**EXCERPT TO READ:**
——————
Table 4: Induction of Micronucleated Polychromatic Erythrocytes in Bone Marrow Collected 48 Hours Post-Dose Administration

Treatment	Sex	Animal Number	PCE/Total Erythrocytes	Micronucleated PCE (Number/PCE scored)
Deionized water	M	26	0.528	0/2000
		27	0.535	1/2000
		28	0.521	1/2000
		29	0.517	0/2000
		30	0.530	0/2000
FAT 40868/A TE 2000 mg/kg	M	31	0.532	1/2000
		32	0.525	1/2000
		33	0.519	1/2000
		34	0.536	0/2000
		35	0.524	0/2000

PCE – polychromatic erythrocytes; MnPCE – micronucleated polychromatic erythrocytes

 

APPENDIX III: Common Technical Document (CTD) Table

Report Title:In VivoMicronucleus Assay in Rats			Test Substance:FAT 40868/A TE
Test for Induction of:	Bone marrow micronuclei	Treatment Schedule:	One dose	BioReliance Study No.:	AE04PT.125M012REACH.BTL
Species/Strain/Sex:	Hsd/SD rats/ males		Sampling Times:	24 & 48 hours post-dose
Age:	6 weeks old	Route of Administration:	Oral gavage	GLP Compliance:	Yes
Cells Evaluated:	Polychromatic erythrocytes (PCE)		Vehicle for the Test Substance Formulation: Vehicle/Positive control:	Deionized water Sterile water for injection/Cyclophosphamide (CP)
No. of Cells Analyzed/Animal:	2000 PCE/animal	Feeding Condition:	Ad libitum	Date of Dosing:	30 March 2015
Special Features:			N/A
Toxic/Cytotoxic Effects:			No mortality occurred at any dose level during the course of the definitive assay. All rats appeared normal throughout the observation period.
——————
(Structured page parsing data)
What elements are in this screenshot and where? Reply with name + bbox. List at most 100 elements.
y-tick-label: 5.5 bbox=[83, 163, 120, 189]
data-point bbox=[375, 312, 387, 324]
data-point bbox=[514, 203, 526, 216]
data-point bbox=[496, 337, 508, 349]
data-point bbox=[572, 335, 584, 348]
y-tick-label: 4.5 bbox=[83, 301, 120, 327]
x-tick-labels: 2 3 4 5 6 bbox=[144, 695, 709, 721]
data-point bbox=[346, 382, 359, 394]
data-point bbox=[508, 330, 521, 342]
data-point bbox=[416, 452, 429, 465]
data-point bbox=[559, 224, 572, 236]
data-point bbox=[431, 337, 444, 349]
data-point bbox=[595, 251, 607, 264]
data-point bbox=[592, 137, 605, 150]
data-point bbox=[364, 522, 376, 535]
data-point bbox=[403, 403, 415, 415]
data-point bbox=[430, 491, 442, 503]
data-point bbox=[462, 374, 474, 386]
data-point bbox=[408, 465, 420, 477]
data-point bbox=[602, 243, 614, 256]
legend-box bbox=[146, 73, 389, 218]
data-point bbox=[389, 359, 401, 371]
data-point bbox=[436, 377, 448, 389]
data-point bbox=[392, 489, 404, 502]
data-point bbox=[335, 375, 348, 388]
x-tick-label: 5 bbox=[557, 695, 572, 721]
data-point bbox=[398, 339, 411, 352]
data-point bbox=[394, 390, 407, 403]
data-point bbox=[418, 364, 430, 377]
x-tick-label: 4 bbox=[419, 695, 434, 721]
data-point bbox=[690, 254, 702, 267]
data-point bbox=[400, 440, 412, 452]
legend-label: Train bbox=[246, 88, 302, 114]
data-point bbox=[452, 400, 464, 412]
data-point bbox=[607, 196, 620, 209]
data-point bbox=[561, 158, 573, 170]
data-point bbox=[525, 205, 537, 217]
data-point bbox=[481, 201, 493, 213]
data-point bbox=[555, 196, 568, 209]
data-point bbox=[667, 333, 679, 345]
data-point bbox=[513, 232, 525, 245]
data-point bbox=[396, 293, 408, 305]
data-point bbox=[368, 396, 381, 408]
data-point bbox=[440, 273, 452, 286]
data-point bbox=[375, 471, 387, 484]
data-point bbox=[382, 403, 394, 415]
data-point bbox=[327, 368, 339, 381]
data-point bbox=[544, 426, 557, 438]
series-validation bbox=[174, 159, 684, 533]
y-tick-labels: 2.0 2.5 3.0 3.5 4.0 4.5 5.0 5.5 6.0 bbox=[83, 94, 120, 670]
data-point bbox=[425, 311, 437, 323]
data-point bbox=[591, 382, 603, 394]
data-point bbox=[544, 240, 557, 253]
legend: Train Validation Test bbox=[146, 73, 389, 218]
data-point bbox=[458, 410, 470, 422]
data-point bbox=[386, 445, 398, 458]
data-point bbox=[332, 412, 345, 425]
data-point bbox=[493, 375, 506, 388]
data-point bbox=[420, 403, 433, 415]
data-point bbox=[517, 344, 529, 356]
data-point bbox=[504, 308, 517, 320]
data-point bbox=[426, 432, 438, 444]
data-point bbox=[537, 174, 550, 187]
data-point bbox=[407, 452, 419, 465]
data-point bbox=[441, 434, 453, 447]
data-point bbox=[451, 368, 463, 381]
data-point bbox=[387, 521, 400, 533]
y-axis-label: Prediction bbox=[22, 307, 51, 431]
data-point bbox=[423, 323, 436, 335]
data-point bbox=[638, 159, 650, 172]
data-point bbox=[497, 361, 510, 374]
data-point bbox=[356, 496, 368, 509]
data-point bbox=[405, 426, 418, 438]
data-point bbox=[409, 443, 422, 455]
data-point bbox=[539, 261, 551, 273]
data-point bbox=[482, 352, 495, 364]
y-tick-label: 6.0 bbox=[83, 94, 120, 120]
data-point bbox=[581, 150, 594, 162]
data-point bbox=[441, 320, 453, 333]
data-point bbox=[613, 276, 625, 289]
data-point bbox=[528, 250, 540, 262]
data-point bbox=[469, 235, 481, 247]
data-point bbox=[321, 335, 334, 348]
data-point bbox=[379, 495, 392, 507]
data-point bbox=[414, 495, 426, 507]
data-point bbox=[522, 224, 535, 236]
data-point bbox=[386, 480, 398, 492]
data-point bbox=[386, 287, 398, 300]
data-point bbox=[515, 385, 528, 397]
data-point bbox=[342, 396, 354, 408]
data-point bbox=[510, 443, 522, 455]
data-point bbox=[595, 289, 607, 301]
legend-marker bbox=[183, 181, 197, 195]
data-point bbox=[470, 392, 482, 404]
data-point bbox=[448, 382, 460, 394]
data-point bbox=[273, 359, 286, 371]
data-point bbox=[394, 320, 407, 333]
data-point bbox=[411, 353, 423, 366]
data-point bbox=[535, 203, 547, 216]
——————
Continue the excerpt from the rat bone marrow micronucleus assay report, starting after its last line.

**ANSWER TO THIS TASK:**
Genotoxic Effects:			No statistically significant increase in the incidence of MnPCEs in the test-substance treated groups was observed relative to the negative control group (p > 0.05, Kastenbaum-Bowman tables). The positive control induced a statistically significant increase in the incidence of MnPCEs (p < 0.05, Kastenbaum-Bowman tables). The number of MnPCEs in the vehicle control groups did not exceed the historical control range.
Evidence of Exposure:			N/A

 

Sampling Time	Controls/Test Substances	Dose Level mg/kg	Sex/No. of Animals/Group	PCE/ Total Erythrocyte (Mean± SD)	Number MnPCE/PCE scored
24 hrs post-dose	Vehicle**	0	Males/5/group	0.531 ± 0.00	1/10000
	FAT 40868/A TE	500	Males/5/group	0.527 ± 0.00	3/10000
		1000	Males/5/group	0.528 ± 0.01	2/10000
		2000	Males/5/group	0.535 ± 0.01	3/10000
	Cyclophosphamide	40	Males/5/group	0.548 ± 0.00	*236/10000
48 hrs post-dose	Vehicle**	0	Males/5/group	0.526 ± 0.01	2/10000
	FAT 40868/A TE	2000	Males/5/group	0.527 ± 0.01	3/10000

*Statistically significant increase, p ≤ 0.05 (Kastenbaum-Bowman Tables, binomial distribution)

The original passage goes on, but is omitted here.